-------- Listing --------
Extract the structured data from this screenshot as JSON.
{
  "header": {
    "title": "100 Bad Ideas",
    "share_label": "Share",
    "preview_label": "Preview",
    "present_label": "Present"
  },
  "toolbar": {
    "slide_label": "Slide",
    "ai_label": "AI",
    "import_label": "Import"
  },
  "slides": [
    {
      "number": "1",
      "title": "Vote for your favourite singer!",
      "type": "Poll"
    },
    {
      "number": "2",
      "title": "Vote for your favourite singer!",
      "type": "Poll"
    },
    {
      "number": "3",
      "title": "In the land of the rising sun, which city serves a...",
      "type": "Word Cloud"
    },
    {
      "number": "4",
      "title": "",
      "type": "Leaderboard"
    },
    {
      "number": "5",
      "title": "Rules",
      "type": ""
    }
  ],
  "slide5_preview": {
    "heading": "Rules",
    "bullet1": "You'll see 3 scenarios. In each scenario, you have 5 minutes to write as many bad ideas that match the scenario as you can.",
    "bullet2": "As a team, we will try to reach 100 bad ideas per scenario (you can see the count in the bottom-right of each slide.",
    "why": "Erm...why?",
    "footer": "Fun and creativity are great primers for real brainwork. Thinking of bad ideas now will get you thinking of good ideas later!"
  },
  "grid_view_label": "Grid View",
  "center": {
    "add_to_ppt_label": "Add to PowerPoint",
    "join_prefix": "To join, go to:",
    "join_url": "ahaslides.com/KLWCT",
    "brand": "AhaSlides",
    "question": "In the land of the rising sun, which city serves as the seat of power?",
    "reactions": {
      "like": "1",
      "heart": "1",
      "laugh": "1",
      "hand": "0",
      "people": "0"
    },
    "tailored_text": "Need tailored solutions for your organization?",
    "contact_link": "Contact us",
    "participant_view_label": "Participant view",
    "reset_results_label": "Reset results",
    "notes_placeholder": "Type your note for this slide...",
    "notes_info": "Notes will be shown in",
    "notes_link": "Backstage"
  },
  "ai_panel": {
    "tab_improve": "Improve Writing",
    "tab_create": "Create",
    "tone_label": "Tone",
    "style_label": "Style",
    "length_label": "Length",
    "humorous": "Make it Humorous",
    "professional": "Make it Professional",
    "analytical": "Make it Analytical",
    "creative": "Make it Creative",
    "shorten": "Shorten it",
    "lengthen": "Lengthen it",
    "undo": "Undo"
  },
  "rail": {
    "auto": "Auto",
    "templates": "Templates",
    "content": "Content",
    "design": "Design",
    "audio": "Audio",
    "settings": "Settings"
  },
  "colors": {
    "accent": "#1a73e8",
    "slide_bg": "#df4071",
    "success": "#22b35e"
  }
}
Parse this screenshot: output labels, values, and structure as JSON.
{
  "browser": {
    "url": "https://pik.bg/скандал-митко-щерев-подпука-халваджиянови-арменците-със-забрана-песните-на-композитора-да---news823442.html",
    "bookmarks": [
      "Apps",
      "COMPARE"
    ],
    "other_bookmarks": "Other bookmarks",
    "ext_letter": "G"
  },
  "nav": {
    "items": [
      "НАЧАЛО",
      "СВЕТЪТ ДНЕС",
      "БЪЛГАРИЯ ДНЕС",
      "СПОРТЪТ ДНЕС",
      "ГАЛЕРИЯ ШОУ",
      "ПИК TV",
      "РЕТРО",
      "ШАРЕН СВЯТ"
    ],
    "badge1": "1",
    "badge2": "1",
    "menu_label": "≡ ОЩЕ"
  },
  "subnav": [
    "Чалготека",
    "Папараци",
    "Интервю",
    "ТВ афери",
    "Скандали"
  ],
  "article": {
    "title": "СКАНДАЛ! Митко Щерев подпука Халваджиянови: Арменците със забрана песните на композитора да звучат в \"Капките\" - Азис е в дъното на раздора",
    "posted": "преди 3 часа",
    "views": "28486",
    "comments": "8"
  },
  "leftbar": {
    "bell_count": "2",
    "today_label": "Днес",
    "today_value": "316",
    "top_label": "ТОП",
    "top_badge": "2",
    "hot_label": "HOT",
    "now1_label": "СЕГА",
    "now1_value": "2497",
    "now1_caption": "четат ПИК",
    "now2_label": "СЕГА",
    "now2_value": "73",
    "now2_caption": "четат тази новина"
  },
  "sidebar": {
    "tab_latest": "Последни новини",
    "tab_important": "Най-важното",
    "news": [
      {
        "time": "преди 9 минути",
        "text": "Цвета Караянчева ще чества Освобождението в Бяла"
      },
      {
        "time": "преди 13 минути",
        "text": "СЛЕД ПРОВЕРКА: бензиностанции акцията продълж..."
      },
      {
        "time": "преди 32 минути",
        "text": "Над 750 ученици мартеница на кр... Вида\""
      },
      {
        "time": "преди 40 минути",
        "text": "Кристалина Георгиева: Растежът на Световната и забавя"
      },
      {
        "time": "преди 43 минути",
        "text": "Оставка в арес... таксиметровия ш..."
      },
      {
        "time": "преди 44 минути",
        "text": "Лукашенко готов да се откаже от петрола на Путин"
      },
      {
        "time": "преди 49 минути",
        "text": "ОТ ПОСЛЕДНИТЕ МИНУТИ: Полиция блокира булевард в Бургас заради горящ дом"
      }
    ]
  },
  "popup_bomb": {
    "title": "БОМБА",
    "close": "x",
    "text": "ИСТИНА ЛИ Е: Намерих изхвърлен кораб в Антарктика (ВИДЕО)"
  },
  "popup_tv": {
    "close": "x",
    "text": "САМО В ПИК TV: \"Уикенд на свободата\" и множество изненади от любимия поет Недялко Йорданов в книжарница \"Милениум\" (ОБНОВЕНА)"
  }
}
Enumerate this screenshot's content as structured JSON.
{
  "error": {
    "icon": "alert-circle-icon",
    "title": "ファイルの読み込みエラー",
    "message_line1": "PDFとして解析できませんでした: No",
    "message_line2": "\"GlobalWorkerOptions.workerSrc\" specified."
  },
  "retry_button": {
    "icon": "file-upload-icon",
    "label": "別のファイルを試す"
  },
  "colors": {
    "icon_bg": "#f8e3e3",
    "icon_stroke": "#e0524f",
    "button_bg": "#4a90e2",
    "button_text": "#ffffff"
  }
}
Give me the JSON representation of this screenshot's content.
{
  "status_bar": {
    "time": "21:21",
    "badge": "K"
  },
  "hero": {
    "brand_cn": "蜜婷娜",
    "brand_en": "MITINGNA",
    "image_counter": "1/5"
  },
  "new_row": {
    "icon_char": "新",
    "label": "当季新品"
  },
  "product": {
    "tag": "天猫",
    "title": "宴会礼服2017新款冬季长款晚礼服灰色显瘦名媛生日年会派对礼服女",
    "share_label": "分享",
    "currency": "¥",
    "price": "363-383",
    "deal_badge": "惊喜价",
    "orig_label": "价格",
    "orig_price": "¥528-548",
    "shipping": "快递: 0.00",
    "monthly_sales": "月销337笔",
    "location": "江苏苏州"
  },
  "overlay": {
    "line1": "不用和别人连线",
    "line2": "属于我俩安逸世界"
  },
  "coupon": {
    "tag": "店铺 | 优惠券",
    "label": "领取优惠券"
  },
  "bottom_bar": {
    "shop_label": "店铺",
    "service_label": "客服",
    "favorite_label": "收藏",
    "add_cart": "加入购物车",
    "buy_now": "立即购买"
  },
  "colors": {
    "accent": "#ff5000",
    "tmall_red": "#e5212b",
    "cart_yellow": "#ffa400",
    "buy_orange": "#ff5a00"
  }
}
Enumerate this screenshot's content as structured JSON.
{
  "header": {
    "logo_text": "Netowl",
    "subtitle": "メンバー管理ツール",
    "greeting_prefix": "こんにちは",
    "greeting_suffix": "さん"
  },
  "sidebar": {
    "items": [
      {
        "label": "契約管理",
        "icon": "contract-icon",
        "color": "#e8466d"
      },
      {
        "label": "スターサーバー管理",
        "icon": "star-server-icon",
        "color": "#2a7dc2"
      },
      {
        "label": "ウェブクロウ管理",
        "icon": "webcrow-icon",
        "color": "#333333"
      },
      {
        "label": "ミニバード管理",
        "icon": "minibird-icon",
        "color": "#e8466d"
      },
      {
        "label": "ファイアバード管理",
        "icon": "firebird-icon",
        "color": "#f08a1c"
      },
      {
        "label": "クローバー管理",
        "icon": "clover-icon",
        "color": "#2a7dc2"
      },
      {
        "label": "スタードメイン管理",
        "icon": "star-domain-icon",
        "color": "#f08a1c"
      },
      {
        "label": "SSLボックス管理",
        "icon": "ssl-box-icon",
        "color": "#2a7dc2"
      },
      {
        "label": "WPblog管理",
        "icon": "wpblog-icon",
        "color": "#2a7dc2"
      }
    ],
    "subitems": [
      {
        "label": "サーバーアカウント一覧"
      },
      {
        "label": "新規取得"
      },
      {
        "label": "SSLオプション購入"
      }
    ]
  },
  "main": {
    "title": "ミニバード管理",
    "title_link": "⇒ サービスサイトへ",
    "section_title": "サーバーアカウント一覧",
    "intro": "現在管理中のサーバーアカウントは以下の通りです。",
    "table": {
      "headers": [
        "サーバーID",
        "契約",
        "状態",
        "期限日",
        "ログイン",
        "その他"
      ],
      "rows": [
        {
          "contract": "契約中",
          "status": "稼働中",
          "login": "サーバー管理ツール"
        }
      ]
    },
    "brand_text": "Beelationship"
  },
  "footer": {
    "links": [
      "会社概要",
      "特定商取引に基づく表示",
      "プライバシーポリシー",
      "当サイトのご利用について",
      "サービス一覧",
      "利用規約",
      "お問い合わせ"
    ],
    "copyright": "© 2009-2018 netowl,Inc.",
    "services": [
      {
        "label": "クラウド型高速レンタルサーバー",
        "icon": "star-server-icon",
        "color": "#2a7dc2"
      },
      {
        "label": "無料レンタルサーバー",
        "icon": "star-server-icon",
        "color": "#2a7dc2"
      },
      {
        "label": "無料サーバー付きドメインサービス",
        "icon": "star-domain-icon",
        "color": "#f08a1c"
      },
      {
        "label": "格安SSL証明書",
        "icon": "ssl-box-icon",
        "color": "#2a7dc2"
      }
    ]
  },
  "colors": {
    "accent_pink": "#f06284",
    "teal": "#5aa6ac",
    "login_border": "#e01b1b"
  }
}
--------
Exercise: Find the string "content" in the records, then copy each line where it occurs.

Response:
    "content": "Content",
Enumerate this screenshot's content as structured JSON.
Give me the JSON representation of this screenshot's content.
Enumerate this screenshot's content as structured JSON.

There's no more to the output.